In this exercise, return the whole listing exactly, excluding any images.
++++ DATA FOR THIS TASK ++++
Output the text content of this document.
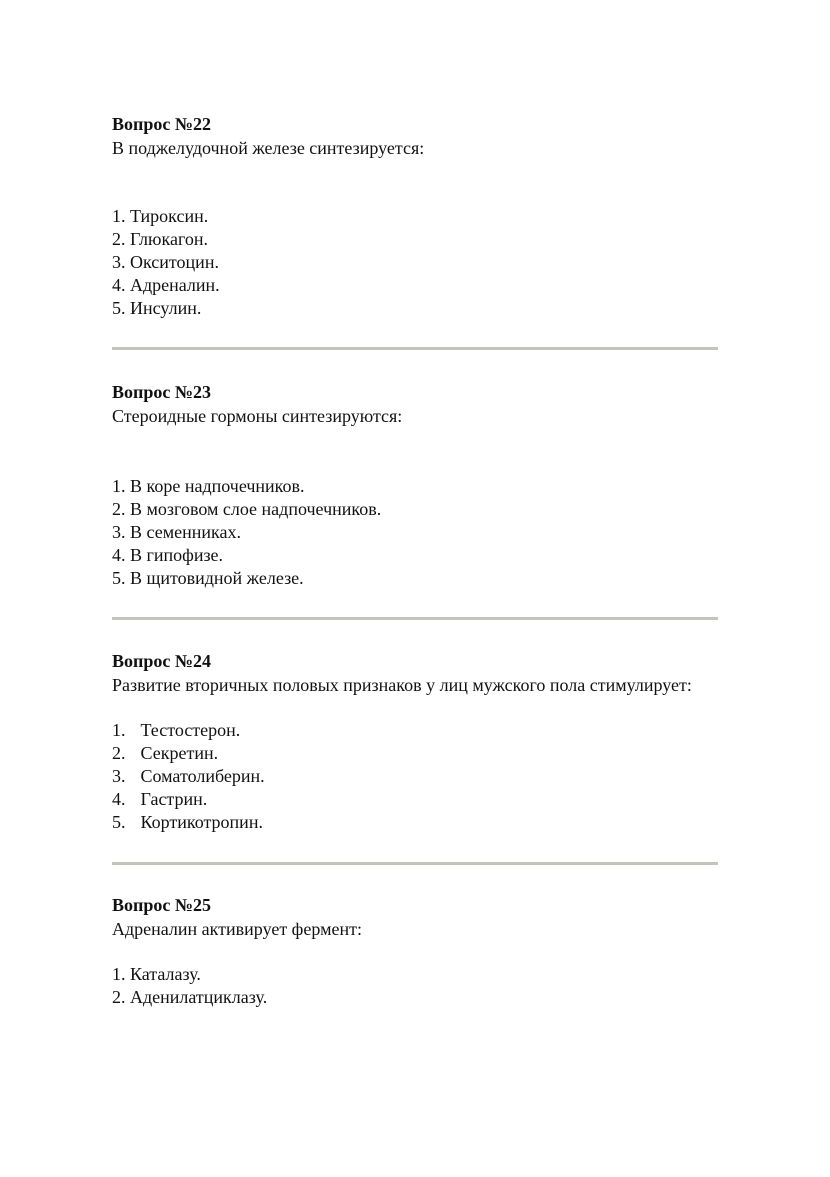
Вопрос №22

В поджелудочной железе синтезируется:

1. Тироксин.
2. Глюкагон.
3. Окситоцин.
4. Адреналин.
5. Инсулин.

Вопрос №23

Стероидные гормоны синтезируются:

1. В коре надпочечников.
2. В мозговом слое надпочечников.
3. В семенниках.
4. В гипофизе.
5. В щитовидной железе.

Вопрос №24

Развитие вторичных половых признаков у лиц мужского пола стимулирует:

1. Тестостерон.
2. Секретин.
3. Соматолиберин.
4. Гастрин.
5. Кортикотропин.

Вопрос №25

Адреналин активирует фермент:

1. Каталазу.
2. Аденилатциклазу.
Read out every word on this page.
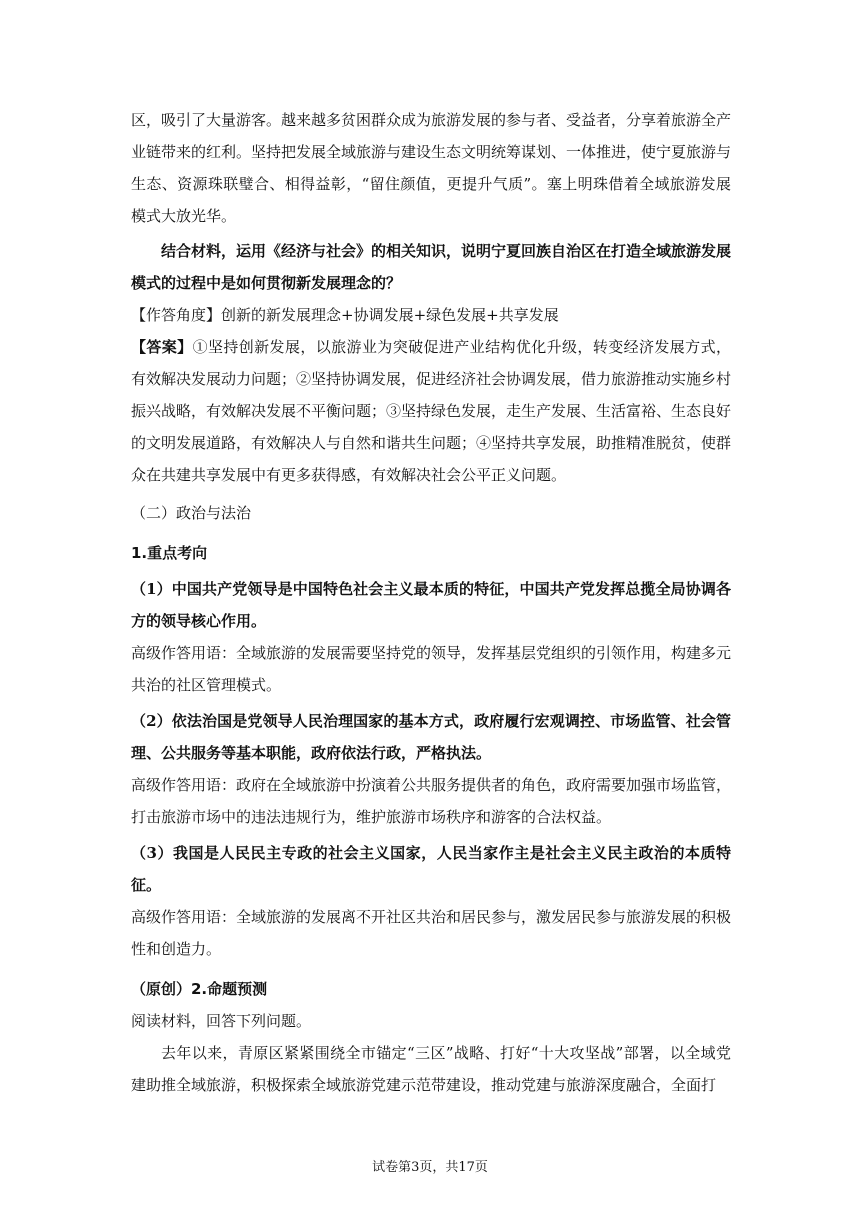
区，吸引了大量游客。越来越多贫困群众成为旅游发展的参与者、受益者，分享着旅游全产业链带来的红利。坚持把发展全域旅游与建设生态文明统筹谋划、一体推进，使宁夏旅游与生态、资源珠联璧合、相得益彰，“留住颜值，更提升气质”。塞上明珠借着全域旅游发展模式大放光华。

结合材料，运用《经济与社会》的相关知识，说明宁夏回族自治区在打造全域旅游发展模式的过程中是如何贯彻新发展理念的？

【作答角度】创新的新发展理念+协调发展+绿色发展+共享发展

【答案】①坚持创新发展，以旅游业为突破促进产业结构优化升级，转变经济发展方式，有效解决发展动力问题；②坚持协调发展，促进经济社会协调发展，借力旅游推动实施乡村振兴战略，有效解决发展不平衡问题；③坚持绿色发展，走生产发展、生活富裕、生态良好的文明发展道路，有效解决人与自然和谐共生问题；④坚持共享发展，助推精准脱贫，使群众在共建共享发展中有更多获得感，有效解决社会公平正义问题。

（二）政治与法治

1.重点考向

（1）中国共产党领导是中国特色社会主义最本质的特征，中国共产党发挥总揽全局协调各方的领导核心作用。

高级作答用语：全域旅游的发展需要坚持党的领导，发挥基层党组织的引领作用，构建多元共治的社区管理模式。

（2）依法治国是党领导人民治理国家的基本方式，政府履行宏观调控、市场监管、社会管理、公共服务等基本职能，政府依法行政，严格执法。

高级作答用语：政府在全域旅游中扮演着公共服务提供者的角色，政府需要加强市场监管，打击旅游市场中的违法违规行为，维护旅游市场秩序和游客的合法权益。

（3）我国是人民民主专政的社会主义国家，人民当家作主是社会主义民主政治的本质特征。

高级作答用语：全域旅游的发展离不开社区共治和居民参与，激发居民参与旅游发展的积极性和创造力。

（原创）2.命题预测

阅读材料，回答下列问题。

去年以来，青原区紧紧围绕全市锚定“三区”战略、打好“十大攻坚战”部署，以全域党建助推全域旅游，积极探索全域旅游党建示范带建设，推动党建与旅游深度融合，全面打

试卷第3页，共17页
++++
» THE COMPLETED TASK
Output the text content of this document.
Вопрос №22

В поджелудочной железе синтезируется:

1. Тироксин.
2. Глюкагон.
3. Окситоцин.
4. Адреналин.
5. Инсулин.

Вопрос №23

Стероидные гормоны синтезируются:

1. В коре надпочечников.
2. В мозговом слое надпочечников.
3. В семенниках.
4. В гипофизе.
5. В щитовидной железе.

Вопрос №24

Развитие вторичных половых признаков у лиц мужского пола стимулирует:

1. Тестостерон.
2. Секретин.
3. Соматолиберин.
4. Гастрин.
5. Кортикотропин.

Вопрос №25

Адреналин активирует фермент:

1. Каталазу.
2. Аденилатциклазу.
Read out every word on this page.
区，吸引了大量游客。越来越多贫困群众成为旅游发展的参与者、受益者，分享着旅游全产业链带来的红利。坚持把发展全域旅游与建设生态文明统筹谋划、一体推进，使宁夏旅游与生态、资源珠联璧合、相得益彰，“留住颜值，更提升气质”。塞上明珠借着全域旅游发展模式大放光华。

结合材料，运用《经济与社会》的相关知识，说明宁夏回族自治区在打造全域旅游发展模式的过程中是如何贯彻新发展理念的？

【作答角度】创新的新发展理念+协调发展+绿色发展+共享发展

【答案】①坚持创新发展，以旅游业为突破促进产业结构优化升级，转变经济发展方式，有效解决发展动力问题；②坚持协调发展，促进经济社会协调发展，借力旅游推动实施乡村振兴战略，有效解决发展不平衡问题；③坚持绿色发展，走生产发展、生活富裕、生态良好的文明发展道路，有效解决人与自然和谐共生问题；④坚持共享发展，助推精准脱贫，使群众在共建共享发展中有更多获得感，有效解决社会公平正义问题。

（二）政治与法治

1.重点考向

（1）中国共产党领导是中国特色社会主义最本质的特征，中国共产党发挥总揽全局协调各方的领导核心作用。

高级作答用语：全域旅游的发展需要坚持党的领导，发挥基层党组织的引领作用，构建多元共治的社区管理模式。

（2）依法治国是党领导人民治理国家的基本方式，政府履行宏观调控、市场监管、社会管理、公共服务等基本职能，政府依法行政，严格执法。

高级作答用语：政府在全域旅游中扮演着公共服务提供者的角色，政府需要加强市场监管，打击旅游市场中的违法违规行为，维护旅游市场秩序和游客的合法权益。

（3）我国是人民民主专政的社会主义国家，人民当家作主是社会主义民主政治的本质特征。

高级作答用语：全域旅游的发展离不开社区共治和居民参与，激发居民参与旅游发展的积极性和创造力。

（原创）2.命题预测

阅读材料，回答下列问题。

去年以来，青原区紧紧围绕全市锚定“三区”战略、打好“十大攻坚战”部署，以全域党建助推全域旅游，积极探索全域旅游党建示范带建设，推动党建与旅游深度融合，全面打

试卷第3页，共17页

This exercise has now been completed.